▶ Problem to solve: Write out the material exactly, with the pictures left out.
^^^^^^^^
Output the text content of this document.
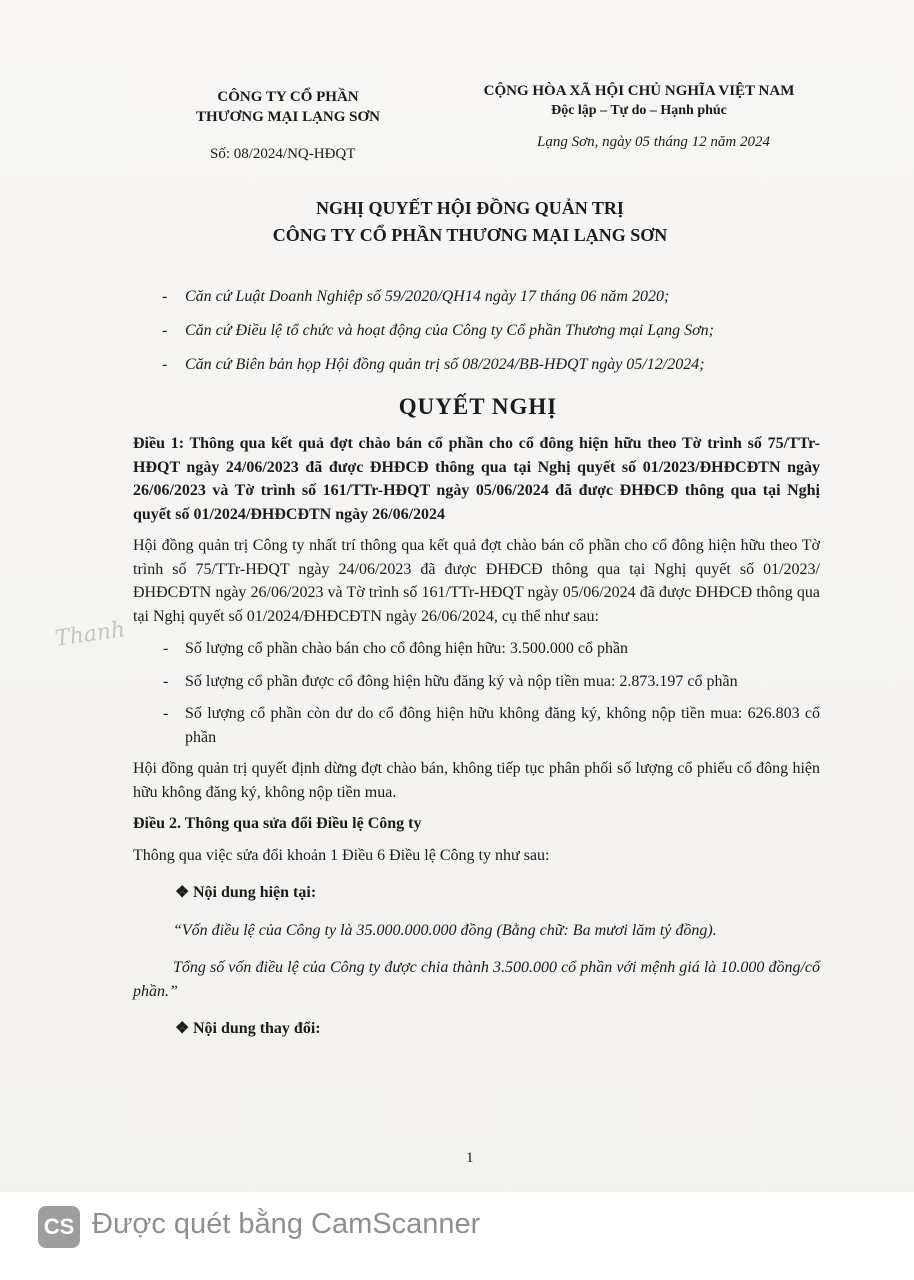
CÔNG TY CỔ PHẦN
THƯƠNG MẠI LẠNG SƠN
CỘNG HÒA XÃ HỘI CHỦ NGHĨA VIỆT NAM
Độc lập – Tự do – Hạnh phúc
Số: 08/2024/NQ-HĐQT
Lạng Sơn, ngày 05 tháng 12 năm 2024
NGHỊ QUYẾT HỘI ĐỒNG QUẢN TRỊ
CÔNG TY CỔ PHẦN THƯƠNG MẠI LẠNG SƠN
- Căn cứ Luật Doanh Nghiệp số 59/2020/QH14 ngày 17 tháng 06 năm 2020;
- Căn cứ Điều lệ tổ chức và hoạt động của Công ty Cổ phần Thương mại Lạng Sơn;
- Căn cứ Biên bản họp Hội đồng quản trị số 08/2024/BB-HĐQT ngày 05/12/2024;
QUYẾT NGHỊ

Điều 1: Thông qua kết quả đợt chào bán cổ phần cho cổ đông hiện hữu theo Tờ trình số 75/TTr-HĐQT ngày 24/06/2023 đã được ĐHĐCĐ thông qua tại Nghị quyết số 01/2023/ĐHĐCĐTN ngày 26/06/2023 và Tờ trình số 161/TTr-HĐQT ngày 05/06/2024 đã được ĐHĐCĐ thông qua tại Nghị quyết số 01/2024/ĐHĐCĐTN ngày 26/06/2024

Hội đồng quản trị Công ty nhất trí thông qua kết quả đợt chào bán cổ phần cho cổ đông hiện hữu theo Tờ trình số 75/TTr-HĐQT ngày 24/06/2023 đã được ĐHĐCĐ thông qua tại Nghị quyết số 01/2023/ĐHĐCĐTN ngày 26/06/2023 và Tờ trình số 161/TTr-HĐQT ngày 05/06/2024 đã được ĐHĐCĐ thông qua tại Nghị quyết số 01/2024/ĐHĐCĐTN ngày 26/06/2024, cụ thể như sau:

- Số lượng cổ phần chào bán cho cổ đông hiện hữu: 3.500.000 cổ phần

- Số lượng cổ phần được cổ đông hiện hữu đăng ký và nộp tiền mua: 2.873.197 cổ phần

- Số lượng cổ phần còn dư do cổ đông hiện hữu không đăng ký, không nộp tiền mua: 626.803 cổ phần

Hội đồng quản trị quyết định dừng đợt chào bán, không tiếp tục phân phối số lượng cổ phiếu cổ đông hiện hữu không đăng ký, không nộp tiền mua.

Điều 2. Thông qua sửa đổi Điều lệ Công ty

Thông qua việc sửa đổi khoản 1 Điều 6 Điều lệ Công ty như sau:

❖ Nội dung hiện tại:

“Vốn điều lệ của Công ty là 35.000.000.000 đồng (Bằng chữ: Ba mươi lăm tỷ đồng).

Tổng số vốn điều lệ của Công ty được chia thành 3.500.000 cổ phần với mệnh giá là 10.000 đồng/cổ phần.”

❖ Nội dung thay đổi:

Thanh
1
CS Được quét bằng CamScanner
^^^^^^^^
▶ Result of the exercise:
Output the text content of this document.
CÔNG TY CỔ PHẦN
THƯƠNG MẠI LẠNG SƠN
CỘNG HÒA XÃ HỘI CHỦ NGHĨA VIỆT NAM
Độc lập – Tự do – Hạnh phúc
Số: 08/2024/NQ-HĐQT
Lạng Sơn, ngày 05 tháng 12 năm 2024
NGHỊ QUYẾT HỘI ĐỒNG QUẢN TRỊ
CÔNG TY CỔ PHẦN THƯƠNG MẠI LẠNG SƠN
- Căn cứ Luật Doanh Nghiệp số 59/2020/QH14 ngày 17 tháng 06 năm 2020;
- Căn cứ Điều lệ tổ chức và hoạt động của Công ty Cổ phần Thương mại Lạng Sơn;
- Căn cứ Biên bản họp Hội đồng quản trị số 08/2024/BB-HĐQT ngày 05/12/2024;
QUYẾT NGHỊ

Điều 1: Thông qua kết quả đợt chào bán cổ phần cho cổ đông hiện hữu theo Tờ trình số 75/TTr-HĐQT ngày 24/06/2023 đã được ĐHĐCĐ thông qua tại Nghị quyết số 01/2023/ĐHĐCĐTN ngày 26/06/2023 và Tờ trình số 161/TTr-HĐQT ngày 05/06/2024 đã được ĐHĐCĐ thông qua tại Nghị quyết số 01/2024/ĐHĐCĐTN ngày 26/06/2024

Hội đồng quản trị Công ty nhất trí thông qua kết quả đợt chào bán cổ phần cho cổ đông hiện hữu theo Tờ trình số 75/TTr-HĐQT ngày 24/06/2023 đã được ĐHĐCĐ thông qua tại Nghị quyết số 01/2023/ĐHĐCĐTN ngày 26/06/2023 và Tờ trình số 161/TTr-HĐQT ngày 05/06/2024 đã được ĐHĐCĐ thông qua tại Nghị quyết số 01/2024/ĐHĐCĐTN ngày 26/06/2024, cụ thể như sau:

- Số lượng cổ phần chào bán cho cổ đông hiện hữu: 3.500.000 cổ phần

- Số lượng cổ phần được cổ đông hiện hữu đăng ký và nộp tiền mua: 2.873.197 cổ phần

- Số lượng cổ phần còn dư do cổ đông hiện hữu không đăng ký, không nộp tiền mua: 626.803 cổ phần

Hội đồng quản trị quyết định dừng đợt chào bán, không tiếp tục phân phối số lượng cổ phiếu cổ đông hiện hữu không đăng ký, không nộp tiền mua.

Điều 2. Thông qua sửa đổi Điều lệ Công ty

Thông qua việc sửa đổi khoản 1 Điều 6 Điều lệ Công ty như sau:

❖ Nội dung hiện tại:

“Vốn điều lệ của Công ty là 35.000.000.000 đồng (Bằng chữ: Ba mươi lăm tỷ đồng).

Tổng số vốn điều lệ của Công ty được chia thành 3.500.000 cổ phần với mệnh giá là 10.000 đồng/cổ phần.”

❖ Nội dung thay đổi:

Thanh
1
CS Được quét bằng CamScanner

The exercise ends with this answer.